_Given request_. Read the entries below and pull out each line with the string "conversion".

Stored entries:
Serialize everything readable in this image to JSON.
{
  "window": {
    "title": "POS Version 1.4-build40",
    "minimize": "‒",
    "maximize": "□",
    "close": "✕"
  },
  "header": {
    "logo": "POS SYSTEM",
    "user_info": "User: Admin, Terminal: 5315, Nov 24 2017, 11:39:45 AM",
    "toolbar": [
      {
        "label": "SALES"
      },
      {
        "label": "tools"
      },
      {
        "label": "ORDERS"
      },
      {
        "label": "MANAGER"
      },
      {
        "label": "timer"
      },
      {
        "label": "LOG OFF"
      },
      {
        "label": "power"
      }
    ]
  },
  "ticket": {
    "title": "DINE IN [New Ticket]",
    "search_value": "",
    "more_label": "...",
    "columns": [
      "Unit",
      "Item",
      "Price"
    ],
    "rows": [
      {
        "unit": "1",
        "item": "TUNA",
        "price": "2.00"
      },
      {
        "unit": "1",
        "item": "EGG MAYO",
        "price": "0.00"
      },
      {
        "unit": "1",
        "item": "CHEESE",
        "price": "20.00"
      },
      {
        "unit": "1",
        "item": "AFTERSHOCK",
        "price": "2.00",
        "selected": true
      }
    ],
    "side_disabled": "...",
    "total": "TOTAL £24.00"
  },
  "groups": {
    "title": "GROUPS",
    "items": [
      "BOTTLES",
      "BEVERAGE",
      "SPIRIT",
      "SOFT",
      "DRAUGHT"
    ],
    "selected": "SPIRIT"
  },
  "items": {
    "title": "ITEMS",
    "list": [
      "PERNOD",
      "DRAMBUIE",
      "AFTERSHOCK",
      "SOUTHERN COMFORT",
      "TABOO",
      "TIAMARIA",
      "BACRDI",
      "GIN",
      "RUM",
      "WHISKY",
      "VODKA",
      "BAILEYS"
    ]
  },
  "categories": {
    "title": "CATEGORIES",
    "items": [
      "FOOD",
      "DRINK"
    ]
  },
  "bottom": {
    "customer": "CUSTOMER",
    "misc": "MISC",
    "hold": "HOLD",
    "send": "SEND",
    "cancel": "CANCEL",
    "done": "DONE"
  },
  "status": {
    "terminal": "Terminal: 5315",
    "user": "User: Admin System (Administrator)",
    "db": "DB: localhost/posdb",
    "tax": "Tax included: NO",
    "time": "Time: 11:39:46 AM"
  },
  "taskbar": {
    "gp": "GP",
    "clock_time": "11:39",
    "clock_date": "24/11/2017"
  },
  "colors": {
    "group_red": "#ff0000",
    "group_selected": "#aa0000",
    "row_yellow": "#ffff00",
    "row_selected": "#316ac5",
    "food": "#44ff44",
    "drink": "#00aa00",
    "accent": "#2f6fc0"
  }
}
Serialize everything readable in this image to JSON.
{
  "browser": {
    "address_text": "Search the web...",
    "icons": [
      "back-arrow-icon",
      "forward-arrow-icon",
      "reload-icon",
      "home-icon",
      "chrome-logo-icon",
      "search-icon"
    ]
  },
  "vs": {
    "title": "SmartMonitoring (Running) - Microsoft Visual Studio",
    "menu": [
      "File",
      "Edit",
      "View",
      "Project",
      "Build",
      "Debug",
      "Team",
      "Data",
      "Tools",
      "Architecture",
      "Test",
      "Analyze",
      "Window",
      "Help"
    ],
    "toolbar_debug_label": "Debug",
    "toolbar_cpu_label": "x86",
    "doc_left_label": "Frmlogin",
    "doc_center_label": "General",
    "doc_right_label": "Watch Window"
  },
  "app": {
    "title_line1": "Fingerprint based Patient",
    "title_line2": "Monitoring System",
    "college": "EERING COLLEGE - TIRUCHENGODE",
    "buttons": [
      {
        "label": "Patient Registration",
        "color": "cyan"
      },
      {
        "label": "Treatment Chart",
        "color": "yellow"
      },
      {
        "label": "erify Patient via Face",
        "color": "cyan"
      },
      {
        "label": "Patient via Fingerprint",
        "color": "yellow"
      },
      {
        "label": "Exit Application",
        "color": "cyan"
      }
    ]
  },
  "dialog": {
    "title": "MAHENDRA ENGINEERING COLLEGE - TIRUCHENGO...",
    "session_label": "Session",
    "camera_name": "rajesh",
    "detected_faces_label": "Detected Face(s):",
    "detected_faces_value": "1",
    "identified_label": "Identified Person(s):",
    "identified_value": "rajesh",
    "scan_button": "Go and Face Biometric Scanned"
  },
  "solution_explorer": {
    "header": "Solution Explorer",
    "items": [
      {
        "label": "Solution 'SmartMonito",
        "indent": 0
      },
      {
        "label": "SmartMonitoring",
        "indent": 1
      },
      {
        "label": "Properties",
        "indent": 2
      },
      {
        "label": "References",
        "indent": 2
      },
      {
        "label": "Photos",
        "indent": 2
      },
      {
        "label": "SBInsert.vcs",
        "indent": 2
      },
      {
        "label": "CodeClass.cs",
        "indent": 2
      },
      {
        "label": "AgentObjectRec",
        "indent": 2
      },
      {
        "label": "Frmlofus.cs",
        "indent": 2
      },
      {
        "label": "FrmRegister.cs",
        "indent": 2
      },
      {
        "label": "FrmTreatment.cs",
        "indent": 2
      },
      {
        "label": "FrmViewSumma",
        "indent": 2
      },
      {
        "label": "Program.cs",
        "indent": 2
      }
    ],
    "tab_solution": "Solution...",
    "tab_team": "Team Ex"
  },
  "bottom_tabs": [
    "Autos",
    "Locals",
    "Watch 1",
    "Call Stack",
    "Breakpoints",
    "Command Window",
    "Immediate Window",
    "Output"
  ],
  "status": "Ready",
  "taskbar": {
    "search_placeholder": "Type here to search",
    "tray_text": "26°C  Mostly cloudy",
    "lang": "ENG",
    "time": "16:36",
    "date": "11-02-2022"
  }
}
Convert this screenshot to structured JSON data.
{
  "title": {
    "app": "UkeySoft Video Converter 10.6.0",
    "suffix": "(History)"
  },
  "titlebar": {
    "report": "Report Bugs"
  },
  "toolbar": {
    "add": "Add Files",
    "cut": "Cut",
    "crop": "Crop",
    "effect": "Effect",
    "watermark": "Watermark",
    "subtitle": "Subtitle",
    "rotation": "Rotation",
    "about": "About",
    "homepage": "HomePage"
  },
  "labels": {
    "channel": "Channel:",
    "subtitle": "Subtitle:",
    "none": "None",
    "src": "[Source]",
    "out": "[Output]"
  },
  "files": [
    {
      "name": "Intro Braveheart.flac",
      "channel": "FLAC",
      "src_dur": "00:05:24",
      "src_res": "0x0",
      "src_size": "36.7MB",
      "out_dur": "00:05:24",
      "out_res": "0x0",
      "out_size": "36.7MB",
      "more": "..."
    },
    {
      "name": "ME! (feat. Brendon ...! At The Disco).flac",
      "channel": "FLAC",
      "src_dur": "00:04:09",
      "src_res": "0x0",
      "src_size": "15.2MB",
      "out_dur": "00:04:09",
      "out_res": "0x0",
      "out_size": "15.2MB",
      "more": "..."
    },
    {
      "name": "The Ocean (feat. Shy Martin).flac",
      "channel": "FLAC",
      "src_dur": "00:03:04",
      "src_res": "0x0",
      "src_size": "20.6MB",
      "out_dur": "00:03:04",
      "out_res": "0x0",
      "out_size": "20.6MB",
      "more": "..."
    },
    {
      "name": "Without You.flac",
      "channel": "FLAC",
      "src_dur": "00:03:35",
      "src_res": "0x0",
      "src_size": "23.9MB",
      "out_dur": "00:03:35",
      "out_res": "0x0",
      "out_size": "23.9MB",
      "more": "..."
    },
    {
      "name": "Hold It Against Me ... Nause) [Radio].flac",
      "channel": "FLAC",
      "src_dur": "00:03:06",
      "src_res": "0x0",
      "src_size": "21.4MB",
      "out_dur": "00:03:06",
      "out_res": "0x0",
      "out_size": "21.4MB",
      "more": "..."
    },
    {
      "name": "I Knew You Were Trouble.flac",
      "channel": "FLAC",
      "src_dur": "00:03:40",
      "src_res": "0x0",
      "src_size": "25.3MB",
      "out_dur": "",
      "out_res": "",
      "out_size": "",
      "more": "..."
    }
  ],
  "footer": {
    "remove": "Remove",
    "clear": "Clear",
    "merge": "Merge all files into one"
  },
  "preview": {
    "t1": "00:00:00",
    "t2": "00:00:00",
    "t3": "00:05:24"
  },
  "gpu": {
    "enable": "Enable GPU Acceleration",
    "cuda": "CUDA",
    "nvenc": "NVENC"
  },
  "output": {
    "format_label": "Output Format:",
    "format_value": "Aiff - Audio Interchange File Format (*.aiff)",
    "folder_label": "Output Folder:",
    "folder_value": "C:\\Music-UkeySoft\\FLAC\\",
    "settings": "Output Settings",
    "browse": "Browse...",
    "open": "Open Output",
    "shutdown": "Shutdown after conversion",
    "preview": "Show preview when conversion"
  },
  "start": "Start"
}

_Output for this exercise_.
    "shutdown": "Shutdown after conversion",
    "preview": "Show preview when conversion"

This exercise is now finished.